(Entries from a visual dataset)
^^^^^^^^^^^^^^^^
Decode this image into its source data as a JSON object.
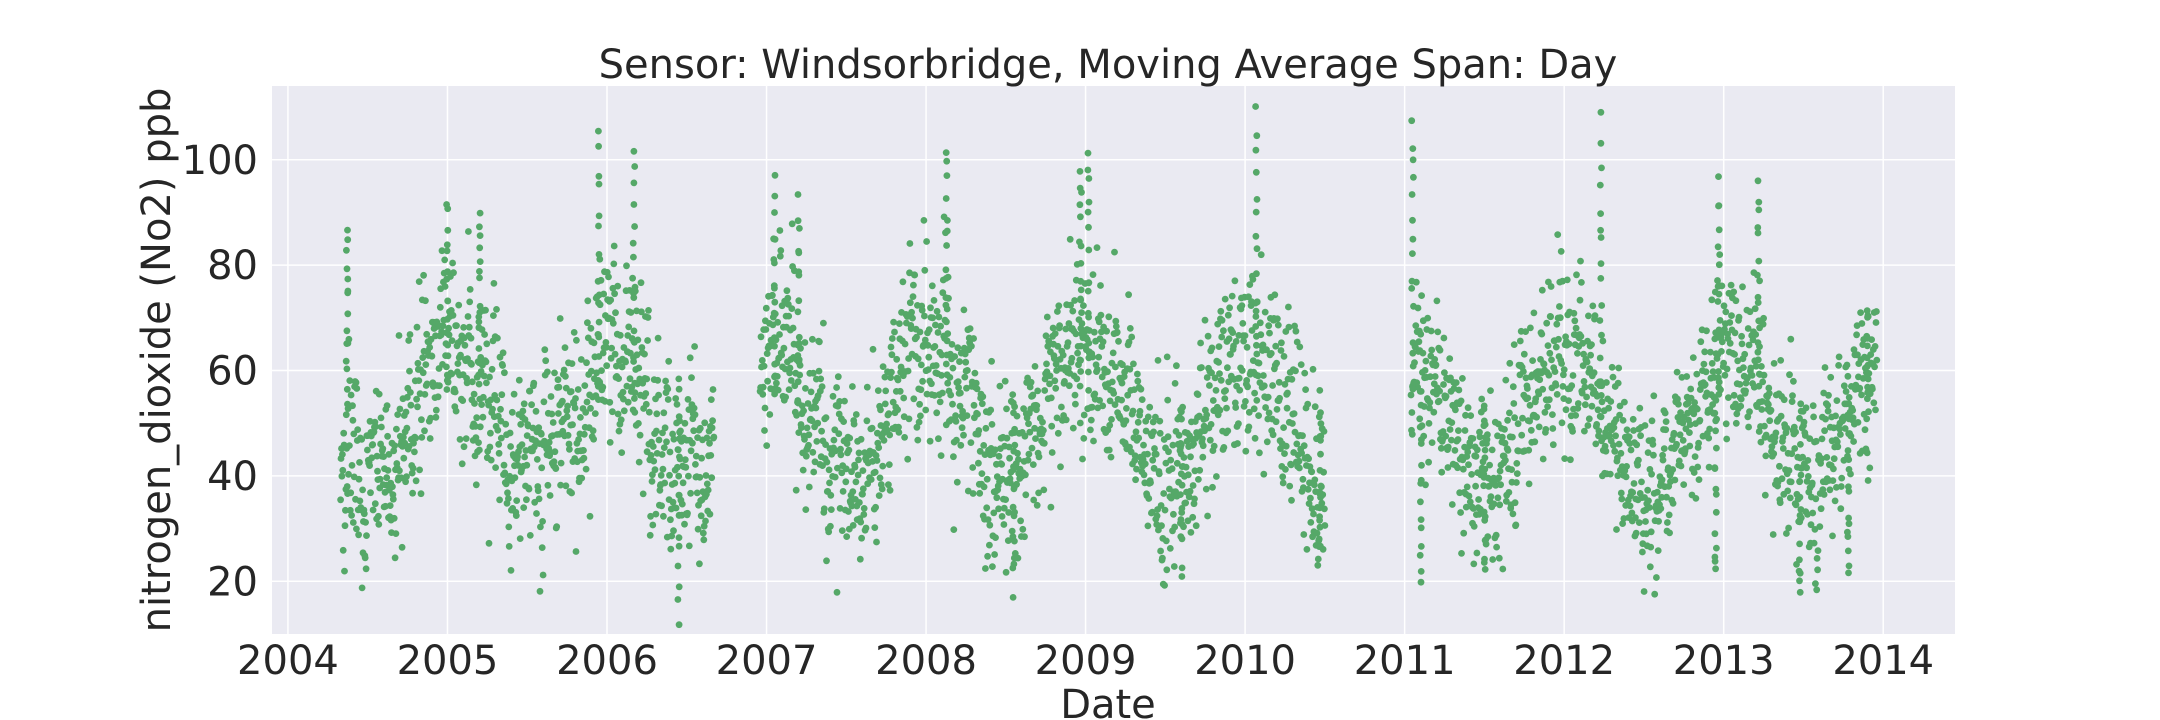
{
  "chart_data": {
    "type": "scatter",
    "title": "Sensor: Windsorbridge, Moving Average Span: Day",
    "xlabel": "Date",
    "ylabel": "nitrogen_dioxide (No2) ppb",
    "xlim": [
      2003.9,
      2014.45
    ],
    "ylim": [
      10,
      114
    ],
    "x_ticks": [
      2004,
      2005,
      2006,
      2007,
      2008,
      2009,
      2010,
      2011,
      2012,
      2013,
      2014
    ],
    "x_tick_labels": [
      "2004",
      "2005",
      "2006",
      "2007",
      "2008",
      "2009",
      "2010",
      "2011",
      "2012",
      "2013",
      "2014"
    ],
    "y_ticks": [
      20,
      40,
      60,
      80,
      100
    ],
    "y_tick_labels": [
      "20",
      "40",
      "60",
      "80",
      "100"
    ],
    "grid": true,
    "point_color": "#55a868",
    "background_color": "#eaeaf2",
    "series": [
      {
        "name": "nitrogen_dioxide",
        "segments": [
          {
            "start": 2004.33,
            "end": 2006.67,
            "mean": 52,
            "amp": 12,
            "spread": 15,
            "min": 14,
            "max": 105
          },
          {
            "start": 2006.96,
            "end": 2010.5,
            "mean": 53,
            "amp": 13,
            "spread": 15,
            "min": 17,
            "max": 109
          },
          {
            "start": 2011.04,
            "end": 2013.96,
            "mean": 50,
            "amp": 12,
            "spread": 14,
            "min": 17,
            "max": 108
          }
        ],
        "peaks": [
          [
            2004.37,
            87
          ],
          [
            2005.0,
            92
          ],
          [
            2005.2,
            91
          ],
          [
            2005.95,
            105
          ],
          [
            2006.17,
            101
          ],
          [
            2006.45,
            14
          ],
          [
            2007.05,
            96
          ],
          [
            2007.2,
            92
          ],
          [
            2008.13,
            103
          ],
          [
            2008.55,
            18
          ],
          [
            2008.97,
            99
          ],
          [
            2009.02,
            102
          ],
          [
            2009.6,
            22
          ],
          [
            2010.07,
            109
          ],
          [
            2010.47,
            25
          ],
          [
            2011.05,
            108
          ],
          [
            2011.1,
            20
          ],
          [
            2011.5,
            22
          ],
          [
            2012.23,
            106
          ],
          [
            2012.95,
            21
          ],
          [
            2012.97,
            95
          ],
          [
            2013.22,
            95
          ],
          [
            2013.48,
            17
          ],
          [
            2013.78,
            21
          ],
          [
            2013.9,
            72
          ]
        ],
        "n_points": 3200
      }
    ]
  }
}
^^^^^^^^^^^^^^^^
Using the material above, set down every line exactly, but skip the pictures.

Decode this image into its source data as a JSON object.
{
  "chart_data": {
    "type": "scatter",
    "title": "Sensor: Windsorbridge, Moving Average Span: Day",
    "xlabel": "Date",
    "ylabel": "nitrogen_dioxide (No2) ppb",
    "xlim": [
      2003.9,
      2014.45
    ],
    "ylim": [
      10,
      114
    ],
    "x_ticks": [
      2004,
      2005,
      2006,
      2007,
      2008,
      2009,
      2010,
      2011,
      2012,
      2013,
      2014
    ],
    "x_tick_labels": [
      "2004",
      "2005",
      "2006",
      "2007",
      "2008",
      "2009",
      "2010",
      "2011",
      "2012",
      "2013",
      "2014"
    ],
    "y_ticks": [
      20,
      40,
      60,
      80,
      100
    ],
    "y_tick_labels": [
      "20",
      "40",
      "60",
      "80",
      "100"
    ],
    "grid": true,
    "point_color": "#55a868",
    "background_color": "#eaeaf2",
    "series": [
      {
        "name": "nitrogen_dioxide",
        "segments": [
          {
            "start": 2004.33,
            "end": 2006.67,
            "mean": 52,
            "amp": 12,
            "spread": 15,
            "min": 14,
            "max": 105
          },
          {
            "start": 2006.96,
            "end": 2010.5,
            "mean": 53,
            "amp": 13,
            "spread": 15,
            "min": 17,
            "max": 109
          },
          {
            "start": 2011.04,
            "end": 2013.96,
            "mean": 50,
            "amp": 12,
            "spread": 14,
            "min": 17,
            "max": 108
          }
        ],
        "peaks": [
          [
            2004.37,
            87
          ],
          [
            2005.0,
            92
          ],
          [
            2005.2,
            91
          ],
          [
            2005.95,
            105
          ],
          [
            2006.17,
            101
          ],
          [
            2006.45,
            14
          ],
          [
            2007.05,
            96
          ],
          [
            2007.2,
            92
          ],
          [
            2008.13,
            103
          ],
          [
            2008.55,
            18
          ],
          [
            2008.97,
            99
          ],
          [
            2009.02,
            102
          ],
          [
            2009.6,
            22
          ],
          [
            2010.07,
            109
          ],
          [
            2010.47,
            25
          ],
          [
            2011.05,
            108
          ],
          [
            2011.1,
            20
          ],
          [
            2011.5,
            22
          ],
          [
            2012.23,
            106
          ],
          [
            2012.95,
            21
          ],
          [
            2012.97,
            95
          ],
          [
            2013.22,
            95
          ],
          [
            2013.48,
            17
          ],
          [
            2013.78,
            21
          ],
          [
            2013.9,
            72
          ]
        ],
        "n_points": 3200
      }
    ]
  }
}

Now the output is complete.